Dataset records
━━━━━━━━
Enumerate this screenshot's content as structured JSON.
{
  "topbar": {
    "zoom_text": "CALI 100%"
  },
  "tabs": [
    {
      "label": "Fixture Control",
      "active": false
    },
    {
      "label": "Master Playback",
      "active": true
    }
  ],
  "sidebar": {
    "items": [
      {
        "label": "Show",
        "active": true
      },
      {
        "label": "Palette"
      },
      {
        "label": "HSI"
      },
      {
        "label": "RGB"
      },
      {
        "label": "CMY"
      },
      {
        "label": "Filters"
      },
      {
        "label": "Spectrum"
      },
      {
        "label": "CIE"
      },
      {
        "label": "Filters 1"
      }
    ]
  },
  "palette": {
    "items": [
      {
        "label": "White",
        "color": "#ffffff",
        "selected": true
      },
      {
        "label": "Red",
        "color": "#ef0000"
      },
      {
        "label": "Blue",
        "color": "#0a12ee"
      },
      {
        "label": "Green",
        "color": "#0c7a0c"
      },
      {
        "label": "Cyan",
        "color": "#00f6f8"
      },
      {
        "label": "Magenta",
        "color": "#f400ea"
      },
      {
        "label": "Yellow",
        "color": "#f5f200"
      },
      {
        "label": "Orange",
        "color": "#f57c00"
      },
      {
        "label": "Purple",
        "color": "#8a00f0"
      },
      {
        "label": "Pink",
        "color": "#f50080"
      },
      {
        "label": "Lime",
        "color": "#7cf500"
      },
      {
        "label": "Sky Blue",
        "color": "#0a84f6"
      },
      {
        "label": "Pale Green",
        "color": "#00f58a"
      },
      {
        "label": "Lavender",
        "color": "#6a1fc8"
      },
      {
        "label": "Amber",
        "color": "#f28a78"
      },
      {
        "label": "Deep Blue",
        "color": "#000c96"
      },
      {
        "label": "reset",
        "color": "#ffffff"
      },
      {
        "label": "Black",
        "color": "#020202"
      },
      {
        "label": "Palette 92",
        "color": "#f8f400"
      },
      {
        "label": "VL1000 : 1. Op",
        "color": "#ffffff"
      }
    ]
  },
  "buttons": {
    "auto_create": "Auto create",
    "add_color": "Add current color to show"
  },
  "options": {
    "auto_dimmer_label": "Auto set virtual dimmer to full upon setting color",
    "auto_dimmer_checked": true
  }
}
━━━━━━━━
Every line of the data above should be copied exactly.

Enumerate this screenshot's content as structured JSON.
{
  "topbar": {
    "zoom_text": "CALI 100%"
  },
  "tabs": [
    {
      "label": "Fixture Control",
      "active": false
    },
    {
      "label": "Master Playback",
      "active": true
    }
  ],
  "sidebar": {
    "items": [
      {
        "label": "Show",
        "active": true
      },
      {
        "label": "Palette"
      },
      {
        "label": "HSI"
      },
      {
        "label": "RGB"
      },
      {
        "label": "CMY"
      },
      {
        "label": "Filters"
      },
      {
        "label": "Spectrum"
      },
      {
        "label": "CIE"
      },
      {
        "label": "Filters 1"
      }
    ]
  },
  "palette": {
    "items": [
      {
        "label": "White",
        "color": "#ffffff",
        "selected": true
      },
      {
        "label": "Red",
        "color": "#ef0000"
      },
      {
        "label": "Blue",
        "color": "#0a12ee"
      },
      {
        "label": "Green",
        "color": "#0c7a0c"
      },
      {
        "label": "Cyan",
        "color": "#00f6f8"
      },
      {
        "label": "Magenta",
        "color": "#f400ea"
      },
      {
        "label": "Yellow",
        "color": "#f5f200"
      },
      {
        "label": "Orange",
        "color": "#f57c00"
      },
      {
        "label": "Purple",
        "color": "#8a00f0"
      },
      {
        "label": "Pink",
        "color": "#f50080"
      },
      {
        "label": "Lime",
        "color": "#7cf500"
      },
      {
        "label": "Sky Blue",
        "color": "#0a84f6"
      },
      {
        "label": "Pale Green",
        "color": "#00f58a"
      },
      {
        "label": "Lavender",
        "color": "#6a1fc8"
      },
      {
        "label": "Amber",
        "color": "#f28a78"
      },
      {
        "label": "Deep Blue",
        "color": "#000c96"
      },
      {
        "label": "reset",
        "color": "#ffffff"
      },
      {
        "label": "Black",
        "color": "#020202"
      },
      {
        "label": "Palette 92",
        "color": "#f8f400"
      },
      {
        "label": "VL1000 : 1. Op",
        "color": "#ffffff"
      }
    ]
  },
  "buttons": {
    "auto_create": "Auto create",
    "add_color": "Add current color to show"
  },
  "options": {
    "auto_dimmer_label": "Auto set virtual dimmer to full upon setting color",
    "auto_dimmer_checked": true
  }
}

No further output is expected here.